— Start of Stored data —

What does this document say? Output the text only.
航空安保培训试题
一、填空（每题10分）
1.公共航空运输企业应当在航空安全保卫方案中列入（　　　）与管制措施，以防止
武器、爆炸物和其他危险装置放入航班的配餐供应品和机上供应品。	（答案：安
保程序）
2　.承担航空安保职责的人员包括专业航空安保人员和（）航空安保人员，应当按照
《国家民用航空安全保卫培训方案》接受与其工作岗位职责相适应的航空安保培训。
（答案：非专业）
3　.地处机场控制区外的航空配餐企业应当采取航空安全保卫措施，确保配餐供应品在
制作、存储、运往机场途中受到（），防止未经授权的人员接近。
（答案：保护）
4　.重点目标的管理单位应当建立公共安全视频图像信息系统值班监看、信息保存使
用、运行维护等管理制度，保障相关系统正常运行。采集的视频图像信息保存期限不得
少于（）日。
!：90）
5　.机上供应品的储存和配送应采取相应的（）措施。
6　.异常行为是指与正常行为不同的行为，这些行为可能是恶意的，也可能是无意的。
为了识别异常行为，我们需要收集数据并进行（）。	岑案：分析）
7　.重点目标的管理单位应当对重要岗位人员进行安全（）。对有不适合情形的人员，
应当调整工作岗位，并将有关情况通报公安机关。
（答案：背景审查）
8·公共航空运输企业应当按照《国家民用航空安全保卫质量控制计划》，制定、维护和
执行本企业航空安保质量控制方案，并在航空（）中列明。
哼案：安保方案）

— End of Stored data —

= Job =
Please output the entries above, every line exactly as it reads.

= Result of the exercise =
What does this document say? Output the text only.
航空安保培训试题
一、填空（每题10分）
1.公共航空运输企业应当在航空安全保卫方案中列入（　　　）与管制措施，以防止
武器、爆炸物和其他危险装置放入航班的配餐供应品和机上供应品。	（答案：安
保程序）
2　.承担航空安保职责的人员包括专业航空安保人员和（）航空安保人员，应当按照
《国家民用航空安全保卫培训方案》接受与其工作岗位职责相适应的航空安保培训。
（答案：非专业）
3　.地处机场控制区外的航空配餐企业应当采取航空安全保卫措施，确保配餐供应品在
制作、存储、运往机场途中受到（），防止未经授权的人员接近。
（答案：保护）
4　.重点目标的管理单位应当建立公共安全视频图像信息系统值班监看、信息保存使
用、运行维护等管理制度，保障相关系统正常运行。采集的视频图像信息保存期限不得
少于（）日。
!：90）
5　.机上供应品的储存和配送应采取相应的（）措施。
6　.异常行为是指与正常行为不同的行为，这些行为可能是恶意的，也可能是无意的。
为了识别异常行为，我们需要收集数据并进行（）。	岑案：分析）
7　.重点目标的管理单位应当对重要岗位人员进行安全（）。对有不适合情形的人员，
应当调整工作岗位，并将有关情况通报公安机关。
（答案：背景审查）
8·公共航空运输企业应当按照《国家民用航空安全保卫质量控制计划》，制定、维护和
执行本企业航空安保质量控制方案，并在航空（）中列明。
哼案：安保方案）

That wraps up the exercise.